Problem to work on: Read through the records below and copy each line that uses the word "позволяет".

* BEGIN Data provided *

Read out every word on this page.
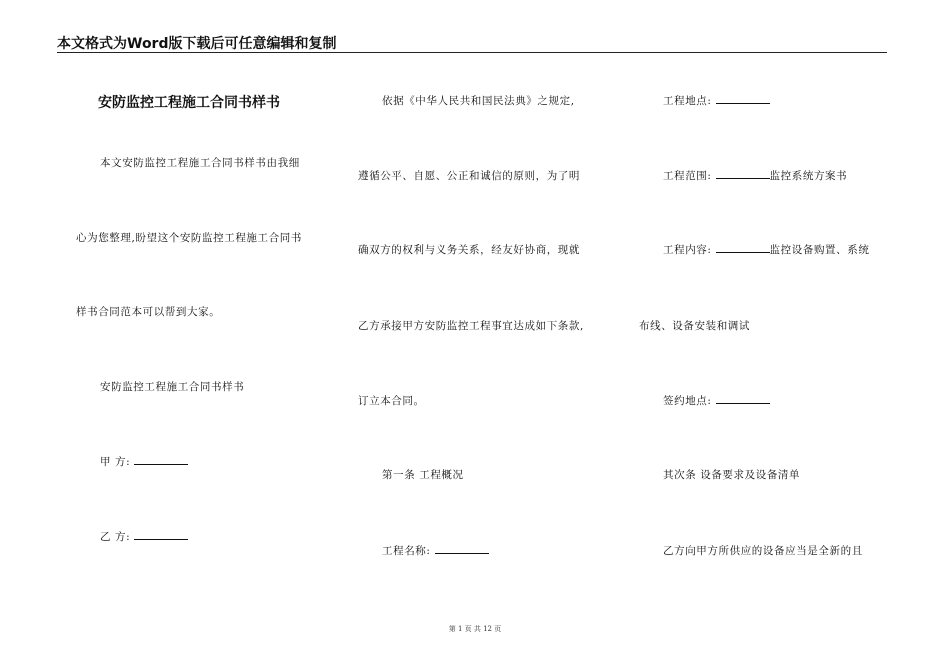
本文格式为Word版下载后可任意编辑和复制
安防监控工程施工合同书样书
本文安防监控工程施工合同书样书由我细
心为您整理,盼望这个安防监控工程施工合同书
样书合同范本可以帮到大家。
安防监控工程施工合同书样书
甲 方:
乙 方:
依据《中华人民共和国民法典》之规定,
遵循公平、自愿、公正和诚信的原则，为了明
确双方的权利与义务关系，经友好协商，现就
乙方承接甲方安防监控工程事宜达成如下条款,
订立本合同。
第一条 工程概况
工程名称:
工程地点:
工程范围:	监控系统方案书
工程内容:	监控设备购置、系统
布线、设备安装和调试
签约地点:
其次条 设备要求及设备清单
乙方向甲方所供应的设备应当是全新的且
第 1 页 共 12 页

* END Data provided *
* BEGIN Data provided *

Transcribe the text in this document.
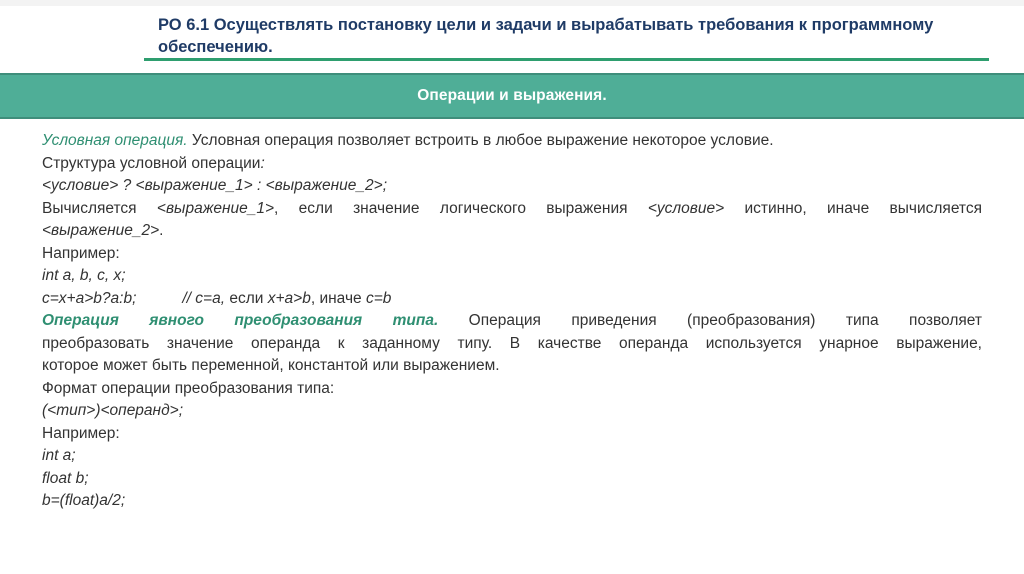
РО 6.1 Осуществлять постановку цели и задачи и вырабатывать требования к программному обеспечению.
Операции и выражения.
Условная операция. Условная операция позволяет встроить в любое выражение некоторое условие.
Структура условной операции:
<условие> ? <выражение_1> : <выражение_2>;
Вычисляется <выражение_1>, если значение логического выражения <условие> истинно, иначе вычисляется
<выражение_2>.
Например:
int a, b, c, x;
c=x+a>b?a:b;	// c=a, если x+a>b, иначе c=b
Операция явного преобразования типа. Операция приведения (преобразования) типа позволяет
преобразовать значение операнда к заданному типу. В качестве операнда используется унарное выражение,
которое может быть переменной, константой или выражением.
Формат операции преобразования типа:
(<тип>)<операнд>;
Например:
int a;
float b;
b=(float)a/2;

* END Data provided *

Response for this exercise:
Условная операция. Условная операция позволяет встроить в любое выражение некоторое условие.
Операция явного преобразования типа. Операция приведения (преобразования) типа позволяет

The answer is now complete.